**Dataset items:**

______________________________

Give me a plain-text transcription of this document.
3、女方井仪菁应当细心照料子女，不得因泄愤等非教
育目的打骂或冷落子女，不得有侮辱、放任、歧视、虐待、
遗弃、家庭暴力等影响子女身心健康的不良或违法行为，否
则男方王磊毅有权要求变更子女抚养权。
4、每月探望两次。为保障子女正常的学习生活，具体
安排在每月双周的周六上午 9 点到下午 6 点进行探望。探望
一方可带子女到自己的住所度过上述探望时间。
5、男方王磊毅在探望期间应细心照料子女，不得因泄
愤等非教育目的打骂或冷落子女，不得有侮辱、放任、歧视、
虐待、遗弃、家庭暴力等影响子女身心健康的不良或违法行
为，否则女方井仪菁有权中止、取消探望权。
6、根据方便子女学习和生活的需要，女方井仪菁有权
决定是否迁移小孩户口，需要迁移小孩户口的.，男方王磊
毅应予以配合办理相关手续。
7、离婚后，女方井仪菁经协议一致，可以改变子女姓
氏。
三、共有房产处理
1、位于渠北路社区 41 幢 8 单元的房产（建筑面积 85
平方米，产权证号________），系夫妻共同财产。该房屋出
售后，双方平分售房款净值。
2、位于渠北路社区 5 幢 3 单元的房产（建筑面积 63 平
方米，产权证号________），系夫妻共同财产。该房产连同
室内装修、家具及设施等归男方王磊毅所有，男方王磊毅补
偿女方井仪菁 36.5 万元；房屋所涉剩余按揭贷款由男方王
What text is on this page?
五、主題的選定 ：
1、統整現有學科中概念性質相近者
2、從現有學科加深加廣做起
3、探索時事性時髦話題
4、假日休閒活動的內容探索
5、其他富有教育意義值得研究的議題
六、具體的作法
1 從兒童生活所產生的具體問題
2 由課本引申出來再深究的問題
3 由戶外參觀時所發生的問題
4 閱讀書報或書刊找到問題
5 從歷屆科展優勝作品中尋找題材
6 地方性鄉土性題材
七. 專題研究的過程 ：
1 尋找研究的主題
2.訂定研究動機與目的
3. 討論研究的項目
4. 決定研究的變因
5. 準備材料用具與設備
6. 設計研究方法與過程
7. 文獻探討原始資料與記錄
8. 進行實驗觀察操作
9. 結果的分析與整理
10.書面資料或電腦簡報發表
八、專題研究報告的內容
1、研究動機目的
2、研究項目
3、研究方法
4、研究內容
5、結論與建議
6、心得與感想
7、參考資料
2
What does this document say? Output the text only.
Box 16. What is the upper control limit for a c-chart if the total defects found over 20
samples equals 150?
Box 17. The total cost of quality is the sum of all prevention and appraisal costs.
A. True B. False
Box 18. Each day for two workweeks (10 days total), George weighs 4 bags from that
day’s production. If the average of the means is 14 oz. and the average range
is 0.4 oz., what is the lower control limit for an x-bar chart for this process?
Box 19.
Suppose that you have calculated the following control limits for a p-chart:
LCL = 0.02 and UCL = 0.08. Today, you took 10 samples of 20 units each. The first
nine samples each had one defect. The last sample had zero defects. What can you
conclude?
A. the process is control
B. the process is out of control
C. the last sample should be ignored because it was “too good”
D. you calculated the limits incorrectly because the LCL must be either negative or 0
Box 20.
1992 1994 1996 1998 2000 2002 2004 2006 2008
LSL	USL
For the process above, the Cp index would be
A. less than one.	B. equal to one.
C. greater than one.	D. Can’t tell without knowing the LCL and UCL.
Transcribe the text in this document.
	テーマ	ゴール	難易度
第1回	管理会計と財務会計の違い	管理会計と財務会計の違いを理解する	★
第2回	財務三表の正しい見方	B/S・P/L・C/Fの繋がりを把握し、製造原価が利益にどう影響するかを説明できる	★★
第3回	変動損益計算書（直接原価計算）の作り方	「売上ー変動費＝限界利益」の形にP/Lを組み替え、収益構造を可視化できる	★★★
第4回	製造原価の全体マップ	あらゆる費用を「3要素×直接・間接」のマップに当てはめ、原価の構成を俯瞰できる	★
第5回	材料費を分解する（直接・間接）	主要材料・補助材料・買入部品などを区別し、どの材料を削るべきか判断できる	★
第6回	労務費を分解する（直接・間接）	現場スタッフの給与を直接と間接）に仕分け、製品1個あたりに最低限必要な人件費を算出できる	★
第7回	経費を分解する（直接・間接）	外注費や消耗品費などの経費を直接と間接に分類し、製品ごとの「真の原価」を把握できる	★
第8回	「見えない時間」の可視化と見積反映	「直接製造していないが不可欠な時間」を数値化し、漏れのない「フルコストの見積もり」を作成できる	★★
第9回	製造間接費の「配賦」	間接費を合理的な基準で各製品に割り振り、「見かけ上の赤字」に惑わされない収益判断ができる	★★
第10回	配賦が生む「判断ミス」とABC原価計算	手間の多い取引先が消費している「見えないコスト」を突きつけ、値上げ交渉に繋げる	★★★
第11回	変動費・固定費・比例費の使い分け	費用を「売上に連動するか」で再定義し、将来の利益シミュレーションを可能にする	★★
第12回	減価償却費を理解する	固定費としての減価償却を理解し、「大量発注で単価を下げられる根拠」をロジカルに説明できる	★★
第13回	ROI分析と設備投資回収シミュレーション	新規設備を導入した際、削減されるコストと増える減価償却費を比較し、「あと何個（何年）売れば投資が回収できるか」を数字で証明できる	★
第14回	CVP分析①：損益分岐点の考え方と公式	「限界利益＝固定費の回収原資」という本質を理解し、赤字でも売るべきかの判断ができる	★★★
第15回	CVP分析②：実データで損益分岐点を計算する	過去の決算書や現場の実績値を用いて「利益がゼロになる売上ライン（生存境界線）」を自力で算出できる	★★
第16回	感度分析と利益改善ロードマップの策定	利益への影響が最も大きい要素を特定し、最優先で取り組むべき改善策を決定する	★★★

______________________________

Extract the listing in its entirety and repeat it exactly.

**Result below:**
Give me a plain-text transcription of this document.
3、女方井仪菁应当细心照料子女，不得因泄愤等非教
育目的打骂或冷落子女，不得有侮辱、放任、歧视、虐待、
遗弃、家庭暴力等影响子女身心健康的不良或违法行为，否
则男方王磊毅有权要求变更子女抚养权。
4、每月探望两次。为保障子女正常的学习生活，具体
安排在每月双周的周六上午 9 点到下午 6 点进行探望。探望
一方可带子女到自己的住所度过上述探望时间。
5、男方王磊毅在探望期间应细心照料子女，不得因泄
愤等非教育目的打骂或冷落子女，不得有侮辱、放任、歧视、
虐待、遗弃、家庭暴力等影响子女身心健康的不良或违法行
为，否则女方井仪菁有权中止、取消探望权。
6、根据方便子女学习和生活的需要，女方井仪菁有权
决定是否迁移小孩户口，需要迁移小孩户口的.，男方王磊
毅应予以配合办理相关手续。
7、离婚后，女方井仪菁经协议一致，可以改变子女姓
氏。
三、共有房产处理
1、位于渠北路社区 41 幢 8 单元的房产（建筑面积 85
平方米，产权证号________），系夫妻共同财产。该房屋出
售后，双方平分售房款净值。
2、位于渠北路社区 5 幢 3 单元的房产（建筑面积 63 平
方米，产权证号________），系夫妻共同财产。该房产连同
室内装修、家具及设施等归男方王磊毅所有，男方王磊毅补
偿女方井仪菁 36.5 万元；房屋所涉剩余按揭贷款由男方王
What text is on this page?
五、主題的選定 ：
1、統整現有學科中概念性質相近者
2、從現有學科加深加廣做起
3、探索時事性時髦話題
4、假日休閒活動的內容探索
5、其他富有教育意義值得研究的議題
六、具體的作法
1 從兒童生活所產生的具體問題
2 由課本引申出來再深究的問題
3 由戶外參觀時所發生的問題
4 閱讀書報或書刊找到問題
5 從歷屆科展優勝作品中尋找題材
6 地方性鄉土性題材
七. 專題研究的過程 ：
1 尋找研究的主題
2.訂定研究動機與目的
3. 討論研究的項目
4. 決定研究的變因
5. 準備材料用具與設備
6. 設計研究方法與過程
7. 文獻探討原始資料與記錄
8. 進行實驗觀察操作
9. 結果的分析與整理
10.書面資料或電腦簡報發表
八、專題研究報告的內容
1、研究動機目的
2、研究項目
3、研究方法
4、研究內容
5、結論與建議
6、心得與感想
7、參考資料
2
What does this document say? Output the text only.
Box 16. What is the upper control limit for a c-chart if the total defects found over 20
samples equals 150?
Box 17. The total cost of quality is the sum of all prevention and appraisal costs.
A. True B. False
Box 18. Each day for two workweeks (10 days total), George weighs 4 bags from that
day’s production. If the average of the means is 14 oz. and the average range
is 0.4 oz., what is the lower control limit for an x-bar chart for this process?
Box 19.
Suppose that you have calculated the following control limits for a p-chart:
LCL = 0.02 and UCL = 0.08. Today, you took 10 samples of 20 units each. The first
nine samples each had one defect. The last sample had zero defects. What can you
conclude?
A. the process is control
B. the process is out of control
C. the last sample should be ignored because it was “too good”
D. you calculated the limits incorrectly because the LCL must be either negative or 0
Box 20.
1992 1994 1996 1998 2000 2002 2004 2006 2008
LSL	USL
For the process above, the Cp index would be
A. less than one.	B. equal to one.
C. greater than one.	D. Can’t tell without knowing the LCL and UCL.
Transcribe the text in this document.
	テーマ	ゴール	難易度
第1回	管理会計と財務会計の違い	管理会計と財務会計の違いを理解する	★
第2回	財務三表の正しい見方	B/S・P/L・C/Fの繋がりを把握し、製造原価が利益にどう影響するかを説明できる	★★
第3回	変動損益計算書（直接原価計算）の作り方	「売上ー変動費＝限界利益」の形にP/Lを組み替え、収益構造を可視化できる	★★★
第4回	製造原価の全体マップ	あらゆる費用を「3要素×直接・間接」のマップに当てはめ、原価の構成を俯瞰できる	★
第5回	材料費を分解する（直接・間接）	主要材料・補助材料・買入部品などを区別し、どの材料を削るべきか判断できる	★
第6回	労務費を分解する（直接・間接）	現場スタッフの給与を直接と間接）に仕分け、製品1個あたりに最低限必要な人件費を算出できる	★
第7回	経費を分解する（直接・間接）	外注費や消耗品費などの経費を直接と間接に分類し、製品ごとの「真の原価」を把握できる	★
第8回	「見えない時間」の可視化と見積反映	「直接製造していないが不可欠な時間」を数値化し、漏れのない「フルコストの見積もり」を作成できる	★★
第9回	製造間接費の「配賦」	間接費を合理的な基準で各製品に割り振り、「見かけ上の赤字」に惑わされない収益判断ができる	★★
第10回	配賦が生む「判断ミス」とABC原価計算	手間の多い取引先が消費している「見えないコスト」を突きつけ、値上げ交渉に繋げる	★★★
第11回	変動費・固定費・比例費の使い分け	費用を「売上に連動するか」で再定義し、将来の利益シミュレーションを可能にする	★★
第12回	減価償却費を理解する	固定費としての減価償却を理解し、「大量発注で単価を下げられる根拠」をロジカルに説明できる	★★
第13回	ROI分析と設備投資回収シミュレーション	新規設備を導入した際、削減されるコストと増える減価償却費を比較し、「あと何個（何年）売れば投資が回収できるか」を数字で証明できる	★
第14回	CVP分析①：損益分岐点の考え方と公式	「限界利益＝固定費の回収原資」という本質を理解し、赤字でも売るべきかの判断ができる	★★★
第15回	CVP分析②：実データで損益分岐点を計算する	過去の決算書や現場の実績値を用いて「利益がゼロになる売上ライン（生存境界線）」を自力で算出できる	★★
第16回	感度分析と利益改善ロードマップの策定	利益への影響が最も大きい要素を特定し、最優先で取り組むべき改善策を決定する	★★★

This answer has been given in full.